WHAT IS REQUIRED: Listed below are entries; give the number of lines among them that include "name", and only that number.

>> START PROVIDED RECORDS

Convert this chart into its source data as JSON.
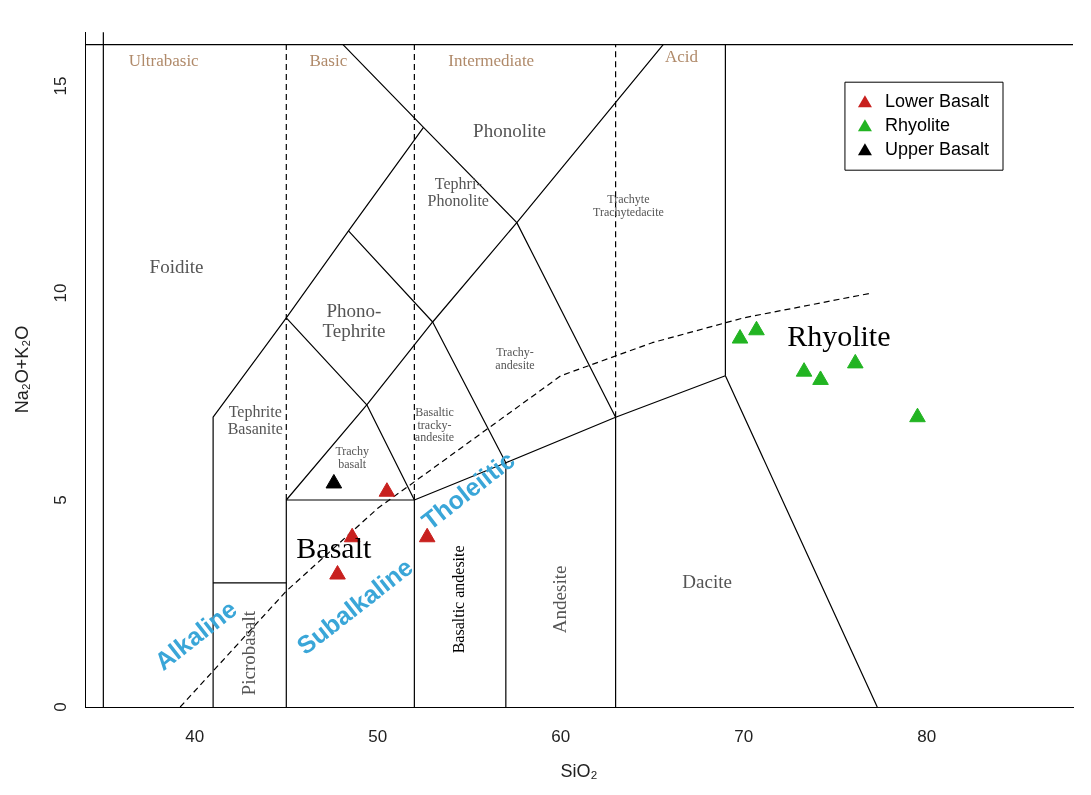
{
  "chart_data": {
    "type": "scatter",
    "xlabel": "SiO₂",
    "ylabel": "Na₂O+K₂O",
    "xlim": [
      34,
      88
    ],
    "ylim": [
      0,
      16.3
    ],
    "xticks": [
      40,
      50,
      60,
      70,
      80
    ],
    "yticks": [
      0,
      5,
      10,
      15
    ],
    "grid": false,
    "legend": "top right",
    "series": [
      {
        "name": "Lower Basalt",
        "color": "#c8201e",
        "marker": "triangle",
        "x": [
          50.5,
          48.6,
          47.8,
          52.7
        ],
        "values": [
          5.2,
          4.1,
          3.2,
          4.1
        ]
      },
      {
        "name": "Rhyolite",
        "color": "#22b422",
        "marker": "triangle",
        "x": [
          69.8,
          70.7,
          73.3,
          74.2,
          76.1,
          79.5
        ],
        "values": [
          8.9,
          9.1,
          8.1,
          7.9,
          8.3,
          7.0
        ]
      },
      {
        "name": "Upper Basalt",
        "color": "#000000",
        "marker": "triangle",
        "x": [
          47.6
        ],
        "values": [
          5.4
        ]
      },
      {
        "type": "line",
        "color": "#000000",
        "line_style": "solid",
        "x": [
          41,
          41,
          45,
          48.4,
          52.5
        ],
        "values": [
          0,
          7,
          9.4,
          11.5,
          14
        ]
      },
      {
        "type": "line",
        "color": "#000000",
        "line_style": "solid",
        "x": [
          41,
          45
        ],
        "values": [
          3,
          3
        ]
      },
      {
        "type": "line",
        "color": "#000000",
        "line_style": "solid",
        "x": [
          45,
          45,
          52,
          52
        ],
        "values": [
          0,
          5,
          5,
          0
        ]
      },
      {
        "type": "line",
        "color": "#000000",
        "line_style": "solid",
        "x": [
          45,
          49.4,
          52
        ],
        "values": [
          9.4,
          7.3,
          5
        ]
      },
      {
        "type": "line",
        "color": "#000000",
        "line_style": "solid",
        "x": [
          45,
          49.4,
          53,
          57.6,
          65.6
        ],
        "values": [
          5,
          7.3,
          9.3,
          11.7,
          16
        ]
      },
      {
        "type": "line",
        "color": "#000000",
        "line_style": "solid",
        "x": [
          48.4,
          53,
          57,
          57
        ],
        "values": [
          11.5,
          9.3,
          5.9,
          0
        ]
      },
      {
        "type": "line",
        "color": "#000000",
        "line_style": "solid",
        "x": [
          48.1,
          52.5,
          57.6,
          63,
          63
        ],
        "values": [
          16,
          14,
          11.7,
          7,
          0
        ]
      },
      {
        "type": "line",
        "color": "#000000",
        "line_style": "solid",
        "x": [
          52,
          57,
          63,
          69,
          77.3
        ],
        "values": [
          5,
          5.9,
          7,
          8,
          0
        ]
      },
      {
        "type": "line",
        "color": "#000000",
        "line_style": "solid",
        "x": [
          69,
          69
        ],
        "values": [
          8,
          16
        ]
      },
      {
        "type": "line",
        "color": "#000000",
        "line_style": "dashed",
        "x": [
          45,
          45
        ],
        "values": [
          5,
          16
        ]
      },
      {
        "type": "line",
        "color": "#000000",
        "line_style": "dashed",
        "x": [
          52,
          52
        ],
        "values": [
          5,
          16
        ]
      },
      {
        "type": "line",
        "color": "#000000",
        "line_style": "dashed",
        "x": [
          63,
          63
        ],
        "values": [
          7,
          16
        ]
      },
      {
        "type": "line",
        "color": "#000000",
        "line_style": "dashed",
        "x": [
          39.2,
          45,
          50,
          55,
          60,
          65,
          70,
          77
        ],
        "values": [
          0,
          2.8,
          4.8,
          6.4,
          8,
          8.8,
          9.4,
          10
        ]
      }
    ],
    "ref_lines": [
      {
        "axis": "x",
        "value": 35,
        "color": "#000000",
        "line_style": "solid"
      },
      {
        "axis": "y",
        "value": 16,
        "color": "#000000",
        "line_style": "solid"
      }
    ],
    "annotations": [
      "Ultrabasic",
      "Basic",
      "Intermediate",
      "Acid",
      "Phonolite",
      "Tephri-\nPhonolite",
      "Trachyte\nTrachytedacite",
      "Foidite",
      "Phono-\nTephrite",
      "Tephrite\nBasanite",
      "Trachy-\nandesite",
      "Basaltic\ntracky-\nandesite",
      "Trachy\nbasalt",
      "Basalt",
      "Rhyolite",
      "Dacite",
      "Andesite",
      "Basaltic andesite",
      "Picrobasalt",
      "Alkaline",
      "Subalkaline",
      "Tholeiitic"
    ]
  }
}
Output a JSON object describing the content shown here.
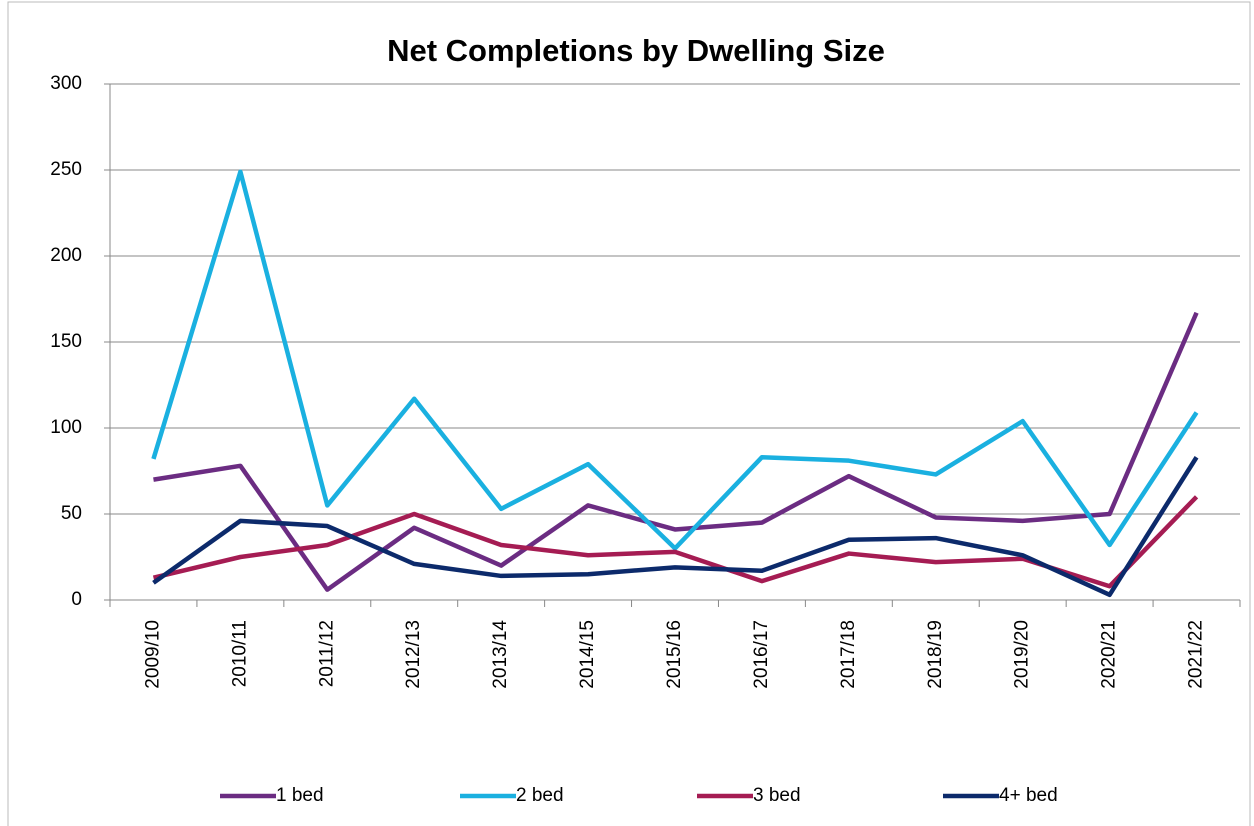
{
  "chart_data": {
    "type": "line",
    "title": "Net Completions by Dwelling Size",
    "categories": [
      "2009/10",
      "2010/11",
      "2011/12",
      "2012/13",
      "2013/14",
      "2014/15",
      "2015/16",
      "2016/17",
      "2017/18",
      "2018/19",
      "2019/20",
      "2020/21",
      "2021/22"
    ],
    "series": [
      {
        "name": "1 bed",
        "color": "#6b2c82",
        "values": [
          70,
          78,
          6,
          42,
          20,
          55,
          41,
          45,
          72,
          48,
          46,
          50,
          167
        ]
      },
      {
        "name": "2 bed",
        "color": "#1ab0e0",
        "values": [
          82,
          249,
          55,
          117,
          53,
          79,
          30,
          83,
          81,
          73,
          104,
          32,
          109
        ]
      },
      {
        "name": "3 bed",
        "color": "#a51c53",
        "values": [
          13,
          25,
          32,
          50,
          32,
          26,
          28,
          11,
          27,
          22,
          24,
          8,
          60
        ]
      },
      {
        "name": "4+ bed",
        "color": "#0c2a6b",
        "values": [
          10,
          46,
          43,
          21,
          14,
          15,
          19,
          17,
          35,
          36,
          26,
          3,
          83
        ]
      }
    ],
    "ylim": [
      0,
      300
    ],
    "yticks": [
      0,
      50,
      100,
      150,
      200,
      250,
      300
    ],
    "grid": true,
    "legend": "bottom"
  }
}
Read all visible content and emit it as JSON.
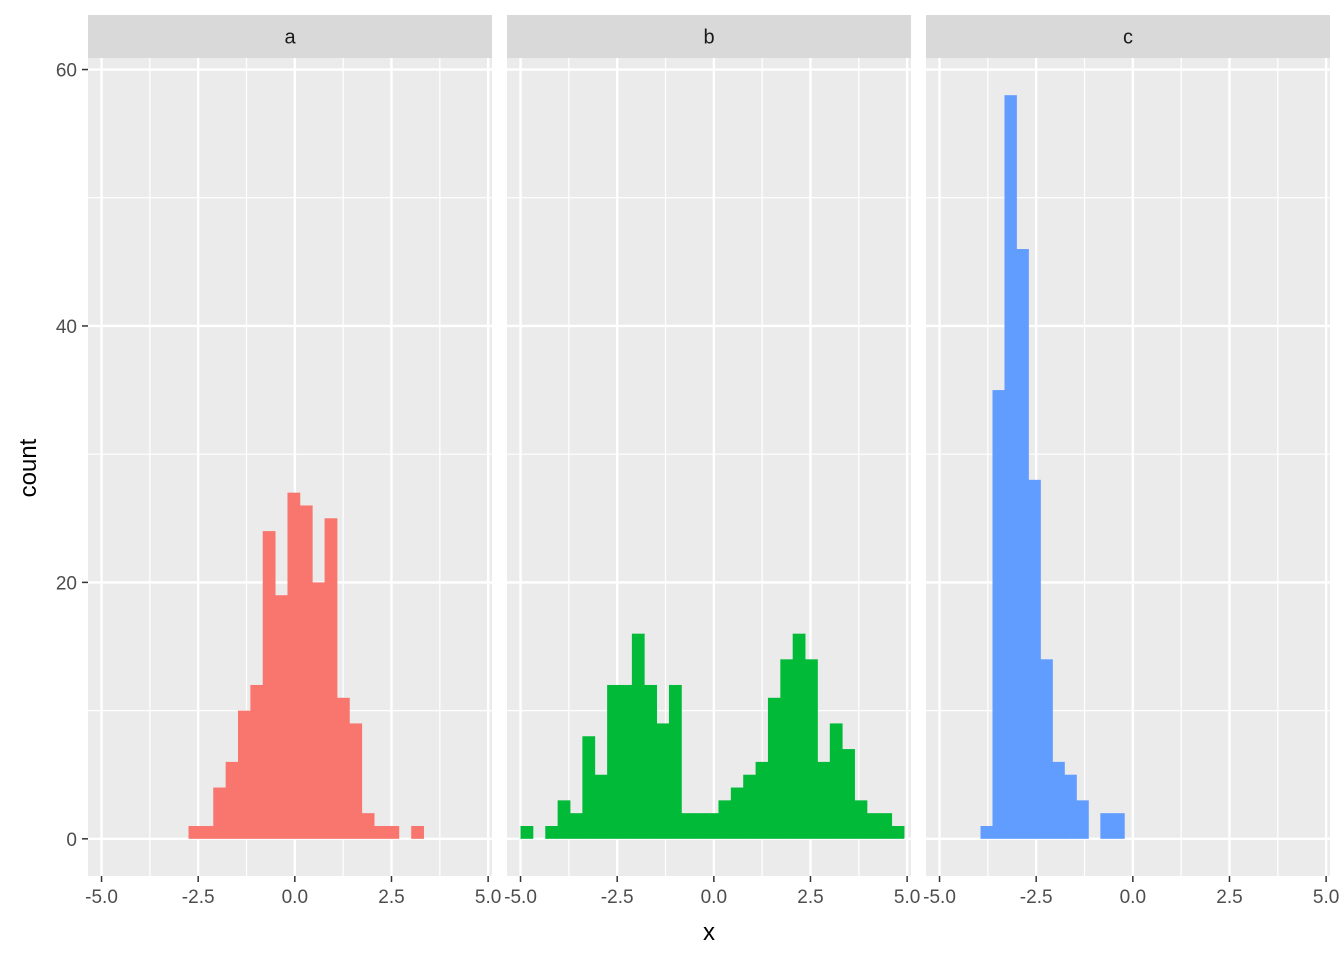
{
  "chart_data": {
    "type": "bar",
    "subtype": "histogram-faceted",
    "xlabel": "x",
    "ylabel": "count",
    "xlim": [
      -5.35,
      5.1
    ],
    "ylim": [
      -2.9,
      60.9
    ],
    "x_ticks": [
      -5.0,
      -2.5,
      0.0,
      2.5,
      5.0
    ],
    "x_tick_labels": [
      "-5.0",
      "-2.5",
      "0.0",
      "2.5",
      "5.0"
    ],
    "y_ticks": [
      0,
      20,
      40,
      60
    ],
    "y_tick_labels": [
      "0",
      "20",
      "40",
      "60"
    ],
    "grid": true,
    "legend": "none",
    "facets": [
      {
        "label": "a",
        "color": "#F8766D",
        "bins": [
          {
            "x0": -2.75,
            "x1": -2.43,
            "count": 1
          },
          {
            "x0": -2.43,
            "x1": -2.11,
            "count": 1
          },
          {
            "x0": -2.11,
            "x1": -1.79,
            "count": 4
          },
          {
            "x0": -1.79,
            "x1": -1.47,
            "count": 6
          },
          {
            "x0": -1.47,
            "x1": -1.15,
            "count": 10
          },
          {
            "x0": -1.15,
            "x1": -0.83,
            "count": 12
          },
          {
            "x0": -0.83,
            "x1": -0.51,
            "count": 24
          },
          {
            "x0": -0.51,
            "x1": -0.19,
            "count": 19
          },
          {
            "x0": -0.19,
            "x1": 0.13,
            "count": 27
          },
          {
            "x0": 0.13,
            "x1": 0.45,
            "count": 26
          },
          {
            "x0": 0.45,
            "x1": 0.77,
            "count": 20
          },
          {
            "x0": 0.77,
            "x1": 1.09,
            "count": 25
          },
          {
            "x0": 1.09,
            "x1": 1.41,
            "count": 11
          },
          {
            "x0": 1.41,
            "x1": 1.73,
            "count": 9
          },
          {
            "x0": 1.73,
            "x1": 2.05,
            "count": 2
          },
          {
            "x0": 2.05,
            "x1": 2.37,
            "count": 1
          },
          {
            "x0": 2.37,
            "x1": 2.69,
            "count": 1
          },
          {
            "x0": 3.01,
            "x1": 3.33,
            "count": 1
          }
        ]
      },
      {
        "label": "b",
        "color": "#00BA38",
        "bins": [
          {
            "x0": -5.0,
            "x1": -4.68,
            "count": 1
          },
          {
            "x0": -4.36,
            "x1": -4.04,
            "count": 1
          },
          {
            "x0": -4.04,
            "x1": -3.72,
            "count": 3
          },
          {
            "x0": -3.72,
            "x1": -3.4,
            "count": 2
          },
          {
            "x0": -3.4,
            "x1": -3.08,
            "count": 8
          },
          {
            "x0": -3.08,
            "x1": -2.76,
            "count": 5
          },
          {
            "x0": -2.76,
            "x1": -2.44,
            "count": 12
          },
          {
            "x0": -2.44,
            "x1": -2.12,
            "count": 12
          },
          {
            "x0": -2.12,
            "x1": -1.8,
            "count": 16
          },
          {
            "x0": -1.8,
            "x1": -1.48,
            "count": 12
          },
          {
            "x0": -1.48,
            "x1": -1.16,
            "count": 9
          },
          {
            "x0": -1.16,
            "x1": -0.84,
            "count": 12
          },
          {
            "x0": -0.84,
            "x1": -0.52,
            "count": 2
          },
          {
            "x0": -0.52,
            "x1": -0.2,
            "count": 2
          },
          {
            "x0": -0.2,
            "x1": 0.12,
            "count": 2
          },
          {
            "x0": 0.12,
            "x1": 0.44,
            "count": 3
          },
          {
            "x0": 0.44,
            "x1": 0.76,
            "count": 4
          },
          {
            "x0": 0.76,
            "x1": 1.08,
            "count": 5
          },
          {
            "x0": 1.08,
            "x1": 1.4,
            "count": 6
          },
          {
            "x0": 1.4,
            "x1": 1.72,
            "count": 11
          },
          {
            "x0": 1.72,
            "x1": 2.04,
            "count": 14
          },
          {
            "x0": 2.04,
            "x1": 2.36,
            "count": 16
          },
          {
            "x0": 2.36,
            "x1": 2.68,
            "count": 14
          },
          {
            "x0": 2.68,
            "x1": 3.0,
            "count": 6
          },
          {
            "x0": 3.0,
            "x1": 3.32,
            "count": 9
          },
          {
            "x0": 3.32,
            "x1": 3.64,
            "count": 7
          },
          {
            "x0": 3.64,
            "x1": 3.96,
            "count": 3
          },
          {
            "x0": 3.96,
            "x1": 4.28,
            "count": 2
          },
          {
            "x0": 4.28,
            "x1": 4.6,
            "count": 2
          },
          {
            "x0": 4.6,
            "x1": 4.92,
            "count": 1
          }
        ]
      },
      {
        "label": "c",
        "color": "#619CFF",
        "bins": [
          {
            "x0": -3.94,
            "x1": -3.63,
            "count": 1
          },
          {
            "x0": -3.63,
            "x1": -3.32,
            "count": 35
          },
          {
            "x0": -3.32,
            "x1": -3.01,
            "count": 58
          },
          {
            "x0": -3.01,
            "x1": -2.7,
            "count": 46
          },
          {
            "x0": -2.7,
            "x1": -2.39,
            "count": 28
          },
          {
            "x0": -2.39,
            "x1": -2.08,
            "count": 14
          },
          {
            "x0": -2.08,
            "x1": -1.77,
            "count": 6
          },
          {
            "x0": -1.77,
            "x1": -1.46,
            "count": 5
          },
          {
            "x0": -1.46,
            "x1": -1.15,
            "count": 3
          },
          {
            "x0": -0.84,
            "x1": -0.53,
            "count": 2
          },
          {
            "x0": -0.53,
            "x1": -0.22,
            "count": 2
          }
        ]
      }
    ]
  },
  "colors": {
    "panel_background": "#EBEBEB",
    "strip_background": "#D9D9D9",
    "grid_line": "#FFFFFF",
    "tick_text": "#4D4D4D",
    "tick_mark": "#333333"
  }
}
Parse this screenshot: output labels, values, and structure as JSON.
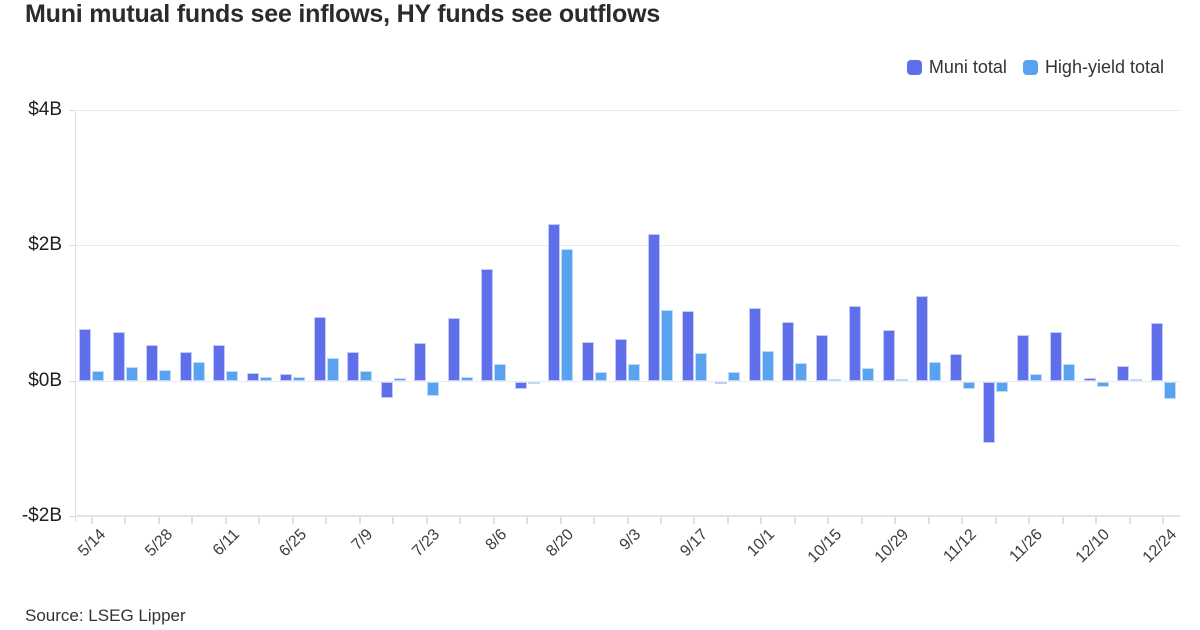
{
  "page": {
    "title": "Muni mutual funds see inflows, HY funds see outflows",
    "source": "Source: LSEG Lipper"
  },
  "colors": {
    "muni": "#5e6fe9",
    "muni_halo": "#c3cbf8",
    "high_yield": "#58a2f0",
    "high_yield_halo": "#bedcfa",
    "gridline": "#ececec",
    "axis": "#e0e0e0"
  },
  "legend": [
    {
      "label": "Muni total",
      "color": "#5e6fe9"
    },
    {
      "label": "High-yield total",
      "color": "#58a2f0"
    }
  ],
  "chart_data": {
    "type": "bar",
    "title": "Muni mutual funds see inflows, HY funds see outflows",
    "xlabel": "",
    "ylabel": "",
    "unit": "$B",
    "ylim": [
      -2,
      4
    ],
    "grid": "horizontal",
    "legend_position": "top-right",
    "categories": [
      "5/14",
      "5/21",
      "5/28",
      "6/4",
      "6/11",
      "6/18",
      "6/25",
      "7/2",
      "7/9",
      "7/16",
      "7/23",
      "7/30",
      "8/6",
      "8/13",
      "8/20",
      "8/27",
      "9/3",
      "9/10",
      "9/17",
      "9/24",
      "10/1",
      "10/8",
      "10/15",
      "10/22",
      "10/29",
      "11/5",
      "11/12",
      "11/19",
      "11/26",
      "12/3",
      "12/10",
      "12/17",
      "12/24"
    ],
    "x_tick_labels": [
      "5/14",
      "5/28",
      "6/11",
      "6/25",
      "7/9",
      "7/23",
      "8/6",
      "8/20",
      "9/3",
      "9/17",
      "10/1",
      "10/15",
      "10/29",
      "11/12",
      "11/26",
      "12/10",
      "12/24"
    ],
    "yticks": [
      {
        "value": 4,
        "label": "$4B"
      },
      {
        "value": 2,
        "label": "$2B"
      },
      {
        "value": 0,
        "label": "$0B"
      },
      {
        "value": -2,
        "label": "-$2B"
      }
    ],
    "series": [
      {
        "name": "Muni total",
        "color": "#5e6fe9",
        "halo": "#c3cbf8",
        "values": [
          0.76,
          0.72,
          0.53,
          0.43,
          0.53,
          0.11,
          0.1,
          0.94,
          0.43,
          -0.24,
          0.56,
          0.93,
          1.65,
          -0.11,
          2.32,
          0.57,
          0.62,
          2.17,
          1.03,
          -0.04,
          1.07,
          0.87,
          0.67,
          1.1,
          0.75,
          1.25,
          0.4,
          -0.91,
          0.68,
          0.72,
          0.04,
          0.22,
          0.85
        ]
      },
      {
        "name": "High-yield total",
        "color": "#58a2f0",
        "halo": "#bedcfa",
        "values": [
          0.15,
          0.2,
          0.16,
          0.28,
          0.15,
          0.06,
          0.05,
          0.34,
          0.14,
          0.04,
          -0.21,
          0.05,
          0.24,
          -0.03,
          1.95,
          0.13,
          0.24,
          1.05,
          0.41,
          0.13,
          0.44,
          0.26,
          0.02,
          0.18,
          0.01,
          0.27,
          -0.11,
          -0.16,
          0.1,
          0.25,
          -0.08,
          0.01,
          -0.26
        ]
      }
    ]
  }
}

>> END PROVIDED RECORDS

FULL ANSWER: 9